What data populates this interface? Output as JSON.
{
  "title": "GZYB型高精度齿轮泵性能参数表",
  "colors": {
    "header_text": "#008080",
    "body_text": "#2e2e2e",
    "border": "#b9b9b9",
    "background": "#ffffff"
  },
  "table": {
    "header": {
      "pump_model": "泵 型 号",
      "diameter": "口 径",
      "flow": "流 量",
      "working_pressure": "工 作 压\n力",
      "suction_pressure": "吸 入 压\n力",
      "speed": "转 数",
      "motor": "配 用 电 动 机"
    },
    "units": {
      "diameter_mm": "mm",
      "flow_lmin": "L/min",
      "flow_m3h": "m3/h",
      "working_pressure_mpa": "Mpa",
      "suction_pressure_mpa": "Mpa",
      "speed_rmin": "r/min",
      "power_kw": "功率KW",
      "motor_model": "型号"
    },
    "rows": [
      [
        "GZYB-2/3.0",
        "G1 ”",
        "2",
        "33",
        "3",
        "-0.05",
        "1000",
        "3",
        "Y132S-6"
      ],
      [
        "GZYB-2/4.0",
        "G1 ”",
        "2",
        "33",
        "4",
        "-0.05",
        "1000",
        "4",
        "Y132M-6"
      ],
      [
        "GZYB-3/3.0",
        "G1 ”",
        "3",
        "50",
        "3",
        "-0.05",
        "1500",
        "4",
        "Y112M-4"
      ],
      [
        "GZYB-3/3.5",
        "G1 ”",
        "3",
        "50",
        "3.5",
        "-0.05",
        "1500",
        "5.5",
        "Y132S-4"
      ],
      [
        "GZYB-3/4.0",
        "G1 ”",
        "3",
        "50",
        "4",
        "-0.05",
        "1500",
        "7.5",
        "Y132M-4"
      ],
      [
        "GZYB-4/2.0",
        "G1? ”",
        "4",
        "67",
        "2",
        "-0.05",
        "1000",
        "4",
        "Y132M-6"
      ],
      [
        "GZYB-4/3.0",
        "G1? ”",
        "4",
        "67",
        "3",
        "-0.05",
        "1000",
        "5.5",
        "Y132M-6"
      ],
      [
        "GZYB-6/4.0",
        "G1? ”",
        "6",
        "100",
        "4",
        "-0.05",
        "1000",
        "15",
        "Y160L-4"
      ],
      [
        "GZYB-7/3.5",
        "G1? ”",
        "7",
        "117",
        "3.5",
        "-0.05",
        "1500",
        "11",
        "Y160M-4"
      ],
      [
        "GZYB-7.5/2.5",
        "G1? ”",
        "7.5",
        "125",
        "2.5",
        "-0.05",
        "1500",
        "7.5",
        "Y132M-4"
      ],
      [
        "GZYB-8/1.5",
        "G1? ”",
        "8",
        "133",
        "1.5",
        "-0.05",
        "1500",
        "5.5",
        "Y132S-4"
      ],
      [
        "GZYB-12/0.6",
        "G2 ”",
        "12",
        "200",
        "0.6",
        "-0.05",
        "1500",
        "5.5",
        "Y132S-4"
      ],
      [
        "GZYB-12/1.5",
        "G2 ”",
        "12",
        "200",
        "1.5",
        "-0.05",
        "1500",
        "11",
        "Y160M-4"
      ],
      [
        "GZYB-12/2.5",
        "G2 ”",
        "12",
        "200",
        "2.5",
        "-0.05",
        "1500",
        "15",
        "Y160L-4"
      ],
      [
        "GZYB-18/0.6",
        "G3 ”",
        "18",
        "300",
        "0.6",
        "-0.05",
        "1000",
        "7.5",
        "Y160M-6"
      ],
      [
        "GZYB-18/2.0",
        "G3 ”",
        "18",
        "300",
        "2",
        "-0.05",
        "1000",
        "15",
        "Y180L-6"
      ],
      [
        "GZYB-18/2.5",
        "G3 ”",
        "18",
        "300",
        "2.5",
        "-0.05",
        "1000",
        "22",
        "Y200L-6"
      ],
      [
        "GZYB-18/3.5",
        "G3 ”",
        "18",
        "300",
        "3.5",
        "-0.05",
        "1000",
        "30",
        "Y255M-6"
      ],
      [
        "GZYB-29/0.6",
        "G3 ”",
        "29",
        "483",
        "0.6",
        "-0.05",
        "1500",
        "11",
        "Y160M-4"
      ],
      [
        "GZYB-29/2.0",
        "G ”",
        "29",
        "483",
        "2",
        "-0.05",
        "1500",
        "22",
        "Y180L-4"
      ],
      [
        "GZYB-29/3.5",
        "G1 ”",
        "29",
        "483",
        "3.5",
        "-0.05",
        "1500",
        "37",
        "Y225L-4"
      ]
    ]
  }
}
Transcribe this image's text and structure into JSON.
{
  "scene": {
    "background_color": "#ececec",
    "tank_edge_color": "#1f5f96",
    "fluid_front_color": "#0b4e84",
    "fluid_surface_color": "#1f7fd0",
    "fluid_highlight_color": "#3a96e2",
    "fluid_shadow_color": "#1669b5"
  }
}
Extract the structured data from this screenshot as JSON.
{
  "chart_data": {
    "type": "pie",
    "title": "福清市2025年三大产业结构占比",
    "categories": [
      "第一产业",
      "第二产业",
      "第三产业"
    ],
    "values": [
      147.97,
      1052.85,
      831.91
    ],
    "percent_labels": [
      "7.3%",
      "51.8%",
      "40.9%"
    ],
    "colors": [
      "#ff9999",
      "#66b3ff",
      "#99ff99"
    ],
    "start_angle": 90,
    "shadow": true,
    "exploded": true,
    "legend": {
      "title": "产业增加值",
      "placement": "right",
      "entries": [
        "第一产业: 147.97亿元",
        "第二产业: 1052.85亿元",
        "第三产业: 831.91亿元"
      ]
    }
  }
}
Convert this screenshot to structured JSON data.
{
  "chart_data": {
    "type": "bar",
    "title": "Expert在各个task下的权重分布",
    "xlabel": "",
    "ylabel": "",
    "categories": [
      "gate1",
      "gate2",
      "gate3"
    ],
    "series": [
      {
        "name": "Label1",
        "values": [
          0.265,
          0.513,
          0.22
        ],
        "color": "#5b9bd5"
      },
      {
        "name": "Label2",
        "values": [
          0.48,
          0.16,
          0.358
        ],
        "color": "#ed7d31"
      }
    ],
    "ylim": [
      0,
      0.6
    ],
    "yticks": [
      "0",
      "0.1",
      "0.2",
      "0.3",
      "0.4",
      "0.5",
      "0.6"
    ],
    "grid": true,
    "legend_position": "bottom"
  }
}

[What this task involves]:
The records above are to be copied in full, exactly as written.

[Written reply]:
What data populates this interface? Output as JSON.
{
  "title": "GZYB型高精度齿轮泵性能参数表",
  "colors": {
    "header_text": "#008080",
    "body_text": "#2e2e2e",
    "border": "#b9b9b9",
    "background": "#ffffff"
  },
  "table": {
    "header": {
      "pump_model": "泵 型 号",
      "diameter": "口 径",
      "flow": "流 量",
      "working_pressure": "工 作 压\n力",
      "suction_pressure": "吸 入 压\n力",
      "speed": "转 数",
      "motor": "配 用 电 动 机"
    },
    "units": {
      "diameter_mm": "mm",
      "flow_lmin": "L/min",
      "flow_m3h": "m3/h",
      "working_pressure_mpa": "Mpa",
      "suction_pressure_mpa": "Mpa",
      "speed_rmin": "r/min",
      "power_kw": "功率KW",
      "motor_model": "型号"
    },
    "rows": [
      [
        "GZYB-2/3.0",
        "G1 ”",
        "2",
        "33",
        "3",
        "-0.05",
        "1000",
        "3",
        "Y132S-6"
      ],
      [
        "GZYB-2/4.0",
        "G1 ”",
        "2",
        "33",
        "4",
        "-0.05",
        "1000",
        "4",
        "Y132M-6"
      ],
      [
        "GZYB-3/3.0",
        "G1 ”",
        "3",
        "50",
        "3",
        "-0.05",
        "1500",
        "4",
        "Y112M-4"
      ],
      [
        "GZYB-3/3.5",
        "G1 ”",
        "3",
        "50",
        "3.5",
        "-0.05",
        "1500",
        "5.5",
        "Y132S-4"
      ],
      [
        "GZYB-3/4.0",
        "G1 ”",
        "3",
        "50",
        "4",
        "-0.05",
        "1500",
        "7.5",
        "Y132M-4"
      ],
      [
        "GZYB-4/2.0",
        "G1? ”",
        "4",
        "67",
        "2",
        "-0.05",
        "1000",
        "4",
        "Y132M-6"
      ],
      [
        "GZYB-4/3.0",
        "G1? ”",
        "4",
        "67",
        "3",
        "-0.05",
        "1000",
        "5.5",
        "Y132M-6"
      ],
      [
        "GZYB-6/4.0",
        "G1? ”",
        "6",
        "100",
        "4",
        "-0.05",
        "1000",
        "15",
        "Y160L-4"
      ],
      [
        "GZYB-7/3.5",
        "G1? ”",
        "7",
        "117",
        "3.5",
        "-0.05",
        "1500",
        "11",
        "Y160M-4"
      ],
      [
        "GZYB-7.5/2.5",
        "G1? ”",
        "7.5",
        "125",
        "2.5",
        "-0.05",
        "1500",
        "7.5",
        "Y132M-4"
      ],
      [
        "GZYB-8/1.5",
        "G1? ”",
        "8",
        "133",
        "1.5",
        "-0.05",
        "1500",
        "5.5",
        "Y132S-4"
      ],
      [
        "GZYB-12/0.6",
        "G2 ”",
        "12",
        "200",
        "0.6",
        "-0.05",
        "1500",
        "5.5",
        "Y132S-4"
      ],
      [
        "GZYB-12/1.5",
        "G2 ”",
        "12",
        "200",
        "1.5",
        "-0.05",
        "1500",
        "11",
        "Y160M-4"
      ],
      [
        "GZYB-12/2.5",
        "G2 ”",
        "12",
        "200",
        "2.5",
        "-0.05",
        "1500",
        "15",
        "Y160L-4"
      ],
      [
        "GZYB-18/0.6",
        "G3 ”",
        "18",
        "300",
        "0.6",
        "-0.05",
        "1000",
        "7.5",
        "Y160M-6"
      ],
      [
        "GZYB-18/2.0",
        "G3 ”",
        "18",
        "300",
        "2",
        "-0.05",
        "1000",
        "15",
        "Y180L-6"
      ],
      [
        "GZYB-18/2.5",
        "G3 ”",
        "18",
        "300",
        "2.5",
        "-0.05",
        "1000",
        "22",
        "Y200L-6"
      ],
      [
        "GZYB-18/3.5",
        "G3 ”",
        "18",
        "300",
        "3.5",
        "-0.05",
        "1000",
        "30",
        "Y255M-6"
      ],
      [
        "GZYB-29/0.6",
        "G3 ”",
        "29",
        "483",
        "0.6",
        "-0.05",
        "1500",
        "11",
        "Y160M-4"
      ],
      [
        "GZYB-29/2.0",
        "G ”",
        "29",
        "483",
        "2",
        "-0.05",
        "1500",
        "22",
        "Y180L-4"
      ],
      [
        "GZYB-29/3.5",
        "G1 ”",
        "29",
        "483",
        "3.5",
        "-0.05",
        "1500",
        "37",
        "Y225L-4"
      ]
    ]
  }
}
Transcribe this image's text and structure into JSON.
{
  "scene": {
    "background_color": "#ececec",
    "tank_edge_color": "#1f5f96",
    "fluid_front_color": "#0b4e84",
    "fluid_surface_color": "#1f7fd0",
    "fluid_highlight_color": "#3a96e2",
    "fluid_shadow_color": "#1669b5"
  }
}
Extract the structured data from this screenshot as JSON.
{
  "chart_data": {
    "type": "pie",
    "title": "福清市2025年三大产业结构占比",
    "categories": [
      "第一产业",
      "第二产业",
      "第三产业"
    ],
    "values": [
      147.97,
      1052.85,
      831.91
    ],
    "percent_labels": [
      "7.3%",
      "51.8%",
      "40.9%"
    ],
    "colors": [
      "#ff9999",
      "#66b3ff",
      "#99ff99"
    ],
    "start_angle": 90,
    "shadow": true,
    "exploded": true,
    "legend": {
      "title": "产业增加值",
      "placement": "right",
      "entries": [
        "第一产业: 147.97亿元",
        "第二产业: 1052.85亿元",
        "第三产业: 831.91亿元"
      ]
    }
  }
}
Convert this screenshot to structured JSON data.
{
  "chart_data": {
    "type": "bar",
    "title": "Expert在各个task下的权重分布",
    "xlabel": "",
    "ylabel": "",
    "categories": [
      "gate1",
      "gate2",
      "gate3"
    ],
    "series": [
      {
        "name": "Label1",
        "values": [
          0.265,
          0.513,
          0.22
        ],
        "color": "#5b9bd5"
      },
      {
        "name": "Label2",
        "values": [
          0.48,
          0.16,
          0.358
        ],
        "color": "#ed7d31"
      }
    ],
    "ylim": [
      0,
      0.6
    ],
    "yticks": [
      "0",
      "0.1",
      "0.2",
      "0.3",
      "0.4",
      "0.5",
      "0.6"
    ],
    "grid": true,
    "legend_position": "bottom"
  }
}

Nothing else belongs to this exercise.